* _PROBLEM DESCRIPTION_
Put the rows below into a numbered list, from the first line through the line holding "svg-text:92: 92 — [1007, 282, 1017, 292]", both included. Leave out any blank lines.

* _MATERIALS PROVIDED_
Start
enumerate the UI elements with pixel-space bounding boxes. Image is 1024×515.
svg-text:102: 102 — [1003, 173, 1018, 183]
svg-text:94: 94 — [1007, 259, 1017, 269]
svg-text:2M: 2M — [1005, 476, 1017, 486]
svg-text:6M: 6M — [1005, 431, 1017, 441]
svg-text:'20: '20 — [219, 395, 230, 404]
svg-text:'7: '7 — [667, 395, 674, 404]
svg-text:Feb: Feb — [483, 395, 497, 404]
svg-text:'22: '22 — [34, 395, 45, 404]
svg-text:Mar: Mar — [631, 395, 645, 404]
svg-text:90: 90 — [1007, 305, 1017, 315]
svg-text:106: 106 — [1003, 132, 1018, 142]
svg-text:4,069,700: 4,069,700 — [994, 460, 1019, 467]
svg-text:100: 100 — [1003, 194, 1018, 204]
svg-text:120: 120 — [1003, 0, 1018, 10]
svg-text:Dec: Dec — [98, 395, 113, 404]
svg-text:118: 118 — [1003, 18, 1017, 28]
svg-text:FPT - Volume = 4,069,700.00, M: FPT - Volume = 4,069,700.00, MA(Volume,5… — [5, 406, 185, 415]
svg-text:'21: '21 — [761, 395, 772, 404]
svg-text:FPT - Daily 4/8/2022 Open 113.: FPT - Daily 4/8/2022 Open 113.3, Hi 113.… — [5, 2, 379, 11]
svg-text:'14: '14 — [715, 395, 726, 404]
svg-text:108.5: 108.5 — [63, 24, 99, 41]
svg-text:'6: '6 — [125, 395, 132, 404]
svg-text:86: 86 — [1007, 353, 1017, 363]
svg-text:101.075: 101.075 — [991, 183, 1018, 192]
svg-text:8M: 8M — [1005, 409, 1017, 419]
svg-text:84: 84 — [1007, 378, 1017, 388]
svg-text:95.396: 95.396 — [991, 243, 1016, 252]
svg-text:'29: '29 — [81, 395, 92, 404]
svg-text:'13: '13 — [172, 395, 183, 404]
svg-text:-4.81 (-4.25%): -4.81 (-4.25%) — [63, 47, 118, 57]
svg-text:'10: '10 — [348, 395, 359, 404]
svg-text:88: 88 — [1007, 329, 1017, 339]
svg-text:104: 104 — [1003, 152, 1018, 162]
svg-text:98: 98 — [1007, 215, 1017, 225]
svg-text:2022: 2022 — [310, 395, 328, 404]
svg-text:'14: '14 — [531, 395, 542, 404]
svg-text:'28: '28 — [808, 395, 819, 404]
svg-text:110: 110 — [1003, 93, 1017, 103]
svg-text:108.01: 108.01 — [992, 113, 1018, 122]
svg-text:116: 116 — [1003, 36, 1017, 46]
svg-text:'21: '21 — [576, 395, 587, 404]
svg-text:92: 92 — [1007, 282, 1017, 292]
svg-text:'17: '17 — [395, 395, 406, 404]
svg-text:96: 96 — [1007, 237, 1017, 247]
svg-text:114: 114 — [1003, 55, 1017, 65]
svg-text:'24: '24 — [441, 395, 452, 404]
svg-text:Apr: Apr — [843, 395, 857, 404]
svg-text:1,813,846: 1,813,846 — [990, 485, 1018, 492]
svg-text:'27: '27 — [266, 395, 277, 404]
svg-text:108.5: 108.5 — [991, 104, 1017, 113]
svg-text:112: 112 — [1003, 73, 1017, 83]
End
* _ANSWER TO THE TASK_
1. enumerate the UI elements with pixel-space bounding boxes. Image is 1024×515.
2. svg-text:102: 102 — [1003, 173, 1018, 183]
3. svg-text:94: 94 — [1007, 259, 1017, 269]
4. svg-text:2M: 2M — [1005, 476, 1017, 486]
5. svg-text:6M: 6M — [1005, 431, 1017, 441]
6. svg-text:'20: '20 — [219, 395, 230, 404]
7. svg-text:'7: '7 — [667, 395, 674, 404]
8. svg-text:Feb: Feb — [483, 395, 497, 404]
9. svg-text:'22: '22 — [34, 395, 45, 404]
10. svg-text:Mar: Mar — [631, 395, 645, 404]
11. svg-text:90: 90 — [1007, 305, 1017, 315]
12. svg-text:106: 106 — [1003, 132, 1018, 142]
13. svg-text:4,069,700: 4,069,700 — [994, 460, 1019, 467]
14. svg-text:100: 100 — [1003, 194, 1018, 204]
15. svg-text:120: 120 — [1003, 0, 1018, 10]
16. svg-text:Dec: Dec — [98, 395, 113, 404]
17. svg-text:118: 118 — [1003, 18, 1017, 28]
18. svg-text:FPT - Volume = 4,069,700.00, M: FPT - Volume = 4,069,700.00, MA(Volume,5… — [5, 406, 185, 415]
19. svg-text:'21: '21 — [761, 395, 772, 404]
20. svg-text:FPT - Daily 4/8/2022 Open 113.: FPT - Daily 4/8/2022 Open 113.3, Hi 113.… — [5, 2, 379, 11]
21. svg-text:'14: '14 — [715, 395, 726, 404]
22. svg-text:108.5: 108.5 — [63, 24, 99, 41]
23. svg-text:'6: '6 — [125, 395, 132, 404]
24. svg-text:86: 86 — [1007, 353, 1017, 363]
25. svg-text:101.075: 101.075 — [991, 183, 1018, 192]
26. svg-text:8M: 8M — [1005, 409, 1017, 419]
27. svg-text:84: 84 — [1007, 378, 1017, 388]
28. svg-text:95.396: 95.396 — [991, 243, 1016, 252]
29. svg-text:'29: '29 — [81, 395, 92, 404]
30. svg-text:'13: '13 — [172, 395, 183, 404]
31. svg-text:-4.81 (-4.25%): -4.81 (-4.25%) — [63, 47, 118, 57]
32. svg-text:'10: '10 — [348, 395, 359, 404]
33. svg-text:88: 88 — [1007, 329, 1017, 339]
34. svg-text:104: 104 — [1003, 152, 1018, 162]
35. svg-text:98: 98 — [1007, 215, 1017, 225]
36. svg-text:2022: 2022 — [310, 395, 328, 404]
37. svg-text:'14: '14 — [531, 395, 542, 404]
38. svg-text:'28: '28 — [808, 395, 819, 404]
39. svg-text:110: 110 — [1003, 93, 1017, 103]
40. svg-text:108.01: 108.01 — [992, 113, 1018, 122]
41. svg-text:116: 116 — [1003, 36, 1017, 46]
42. svg-text:'21: '21 — [576, 395, 587, 404]
43. svg-text:92: 92 — [1007, 282, 1017, 292]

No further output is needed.